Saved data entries
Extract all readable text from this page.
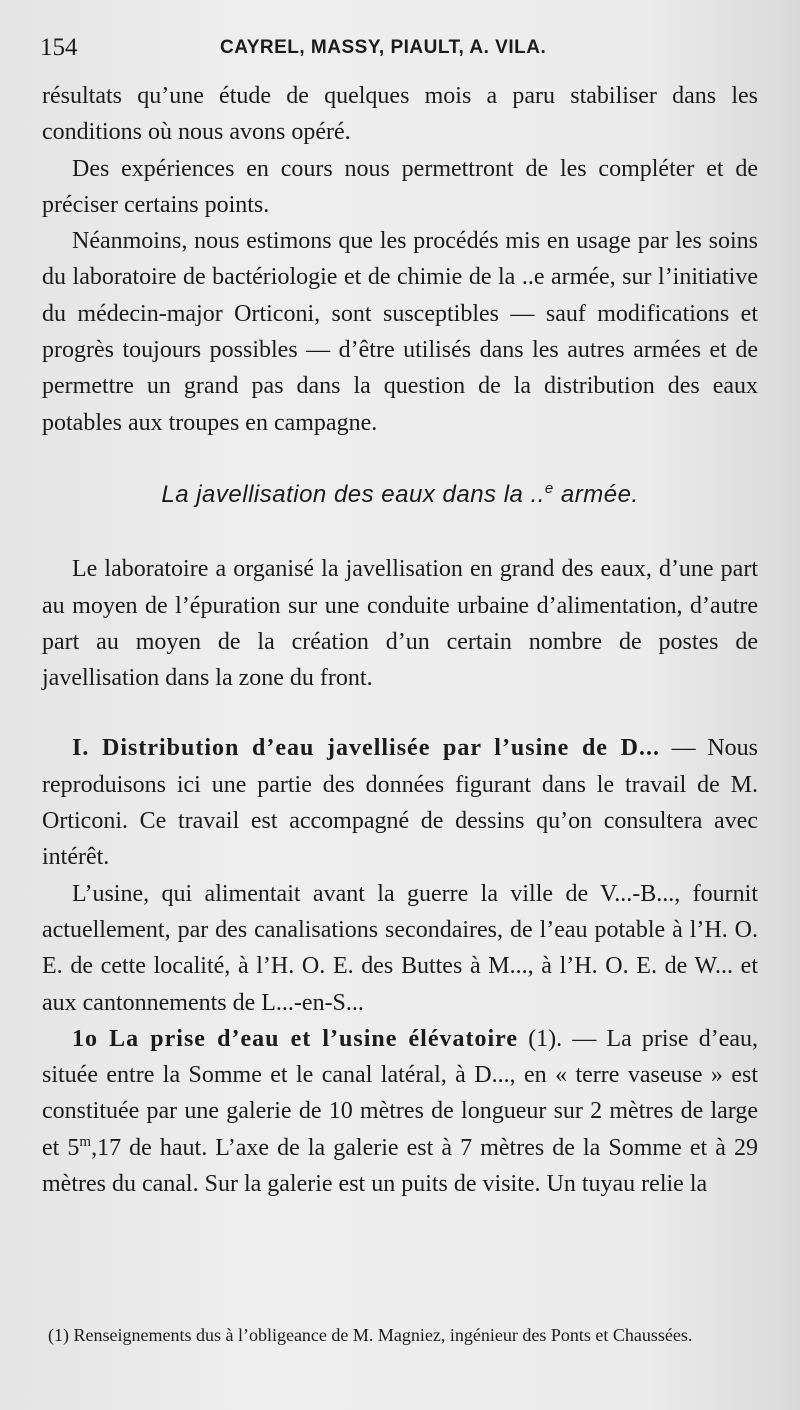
154	CAYREL, MASSY, PIAULT, A. VILA.

résultats qu’une étude de quelques mois a paru stabiliser dans les conditions où nous avons opéré.

Des expériences en cours nous permettront de les compléter et de préciser certains points.

Néanmoins, nous estimons que les procédés mis en usage par les soins du laboratoire de bactériologie et de chimie de la ..e armée, sur l’initiative du médecin-major Orticoni, sont susceptibles — sauf modifications et progrès toujours possibles — d’être utilisés dans les autres armées et de permettre un grand pas dans la question de la distribution des eaux potables aux troupes en campagne.

La javellisation des eaux dans la ..$^e$ armée.

Le laboratoire a organisé la javellisation en grand des eaux, d’une part au moyen de l’épuration sur une conduite urbaine d’alimentation, d’autre part au moyen de la création d’un certain nombre de postes de javellisation dans la zone du front.

I. Distribution d’eau javellisée par l’usine de D... — Nous reproduisons ici une partie des données figurant dans le travail de M. Orticoni. Ce travail est accompagné de dessins qu’on consultera avec intérêt.

L’usine, qui alimentait avant la guerre la ville de V...-B..., fournit actuellement, par des canalisations secondaires, de l’eau potable à l’H. O. E. de cette localité, à l’H. O. E. des Buttes à M..., à l’H. O. E. de W... et aux cantonnements de L...-en-S...

1o La prise d’eau et l’usine élévatoire (1). — La prise d’eau, située entre la Somme et le canal latéral, à D..., en « terre vaseuse » est constituée par une galerie de 10 mètres de longueur sur 2 mètres de large et 5$^m$,17 de haut. L’axe de la galerie est à 7 mètres de la Somme et à 29 mètres du canal. Sur la galerie est un puits de visite. Un tuyau relie la

(1) Renseignements dus à l’obligeance de M. Magniez, ingénieur des Ponts et Chaussées.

Description of the task – In the listing, find all lines with the string "javellisation" and copy them.

Exercise output –
La javellisation des eaux dans la ..$^e$ armée.
Le laboratoire a organisé la javellisation en grand des eaux, d’une part au moyen de l’épuration sur une conduite urbaine d’alimentation, d’autre part au moyen de la création d’un certain nombre de postes de javellisation dans la zone du front.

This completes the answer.